--- start of RECORDS FOR THIS EXERCISE ---
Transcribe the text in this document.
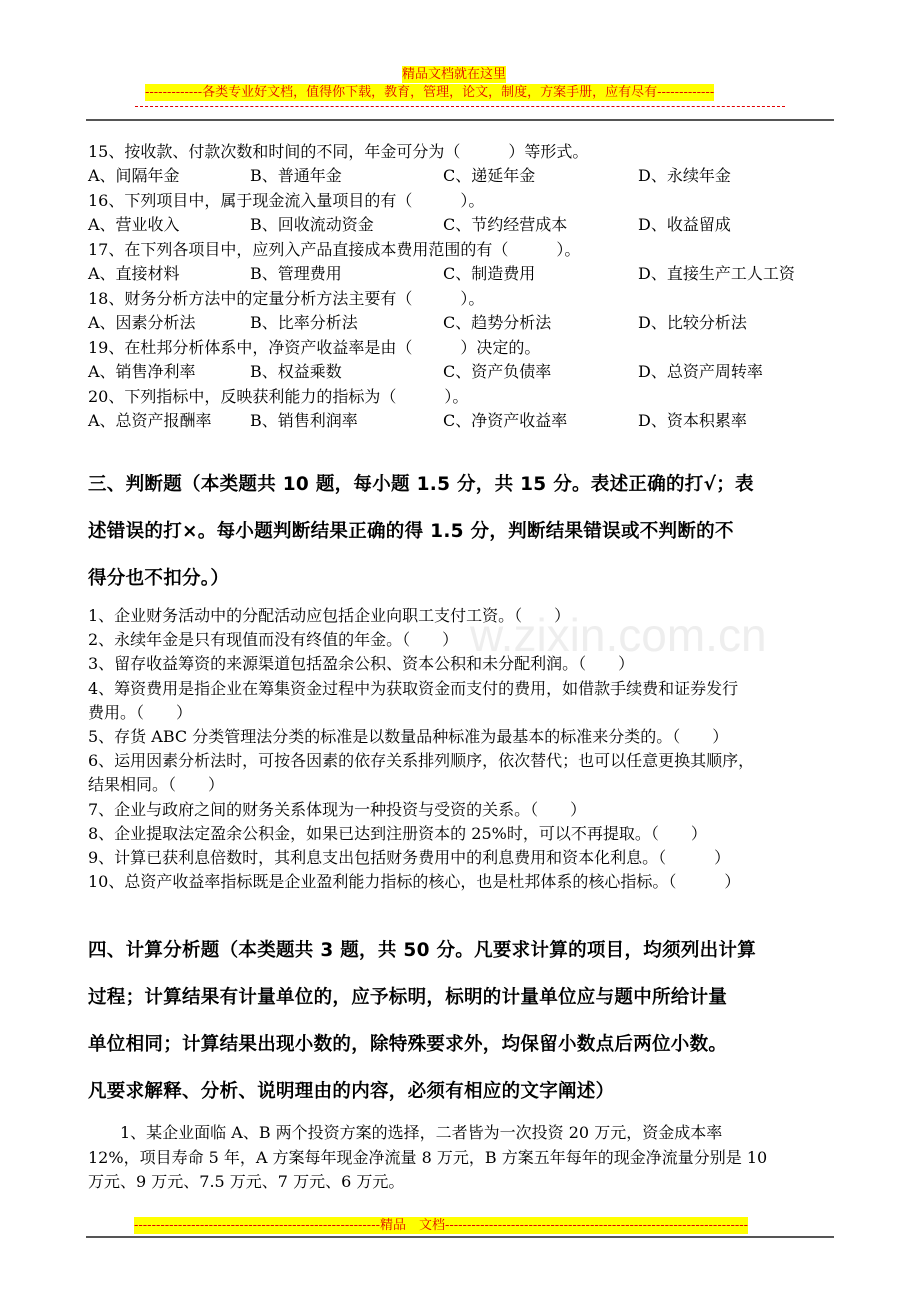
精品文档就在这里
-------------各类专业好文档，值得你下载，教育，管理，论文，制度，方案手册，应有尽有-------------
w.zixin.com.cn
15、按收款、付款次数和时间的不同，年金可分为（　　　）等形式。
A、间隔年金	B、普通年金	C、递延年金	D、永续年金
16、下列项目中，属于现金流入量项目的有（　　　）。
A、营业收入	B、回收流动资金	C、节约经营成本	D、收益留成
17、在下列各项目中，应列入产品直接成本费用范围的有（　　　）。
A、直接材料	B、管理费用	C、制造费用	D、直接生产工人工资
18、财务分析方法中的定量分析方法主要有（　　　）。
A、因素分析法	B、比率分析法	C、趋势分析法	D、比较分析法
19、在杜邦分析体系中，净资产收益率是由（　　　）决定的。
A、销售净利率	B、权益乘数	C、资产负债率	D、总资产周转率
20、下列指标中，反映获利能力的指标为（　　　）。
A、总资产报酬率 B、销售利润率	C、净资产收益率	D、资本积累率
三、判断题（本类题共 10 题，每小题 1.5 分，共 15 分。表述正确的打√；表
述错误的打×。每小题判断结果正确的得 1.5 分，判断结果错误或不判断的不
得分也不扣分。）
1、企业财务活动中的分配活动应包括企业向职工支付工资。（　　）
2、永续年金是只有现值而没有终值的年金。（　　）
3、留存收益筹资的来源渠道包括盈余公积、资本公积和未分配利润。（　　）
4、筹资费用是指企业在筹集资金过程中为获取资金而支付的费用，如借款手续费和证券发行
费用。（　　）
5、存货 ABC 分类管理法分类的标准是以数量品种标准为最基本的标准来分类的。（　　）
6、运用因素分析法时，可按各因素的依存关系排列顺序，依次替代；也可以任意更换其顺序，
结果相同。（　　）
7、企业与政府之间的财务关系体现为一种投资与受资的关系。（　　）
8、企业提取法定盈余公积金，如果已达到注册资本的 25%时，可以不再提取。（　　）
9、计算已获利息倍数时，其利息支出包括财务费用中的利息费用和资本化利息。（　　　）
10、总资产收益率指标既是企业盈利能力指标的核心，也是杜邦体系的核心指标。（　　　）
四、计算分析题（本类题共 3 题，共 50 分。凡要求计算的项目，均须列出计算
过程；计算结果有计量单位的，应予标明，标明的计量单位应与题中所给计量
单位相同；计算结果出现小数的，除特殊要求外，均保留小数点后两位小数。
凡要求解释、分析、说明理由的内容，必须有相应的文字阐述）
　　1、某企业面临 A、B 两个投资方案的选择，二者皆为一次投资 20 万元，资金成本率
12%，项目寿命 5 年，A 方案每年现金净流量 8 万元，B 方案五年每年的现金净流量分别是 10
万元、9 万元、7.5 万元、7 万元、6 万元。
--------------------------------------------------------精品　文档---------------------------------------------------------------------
--- end of RECORDS FOR THIS EXERCISE ---
PROBLEM:
Give nothing but the count of lines in the listing above that hold the string "本类题共".

ANSWER TO THE EXERCISE:
2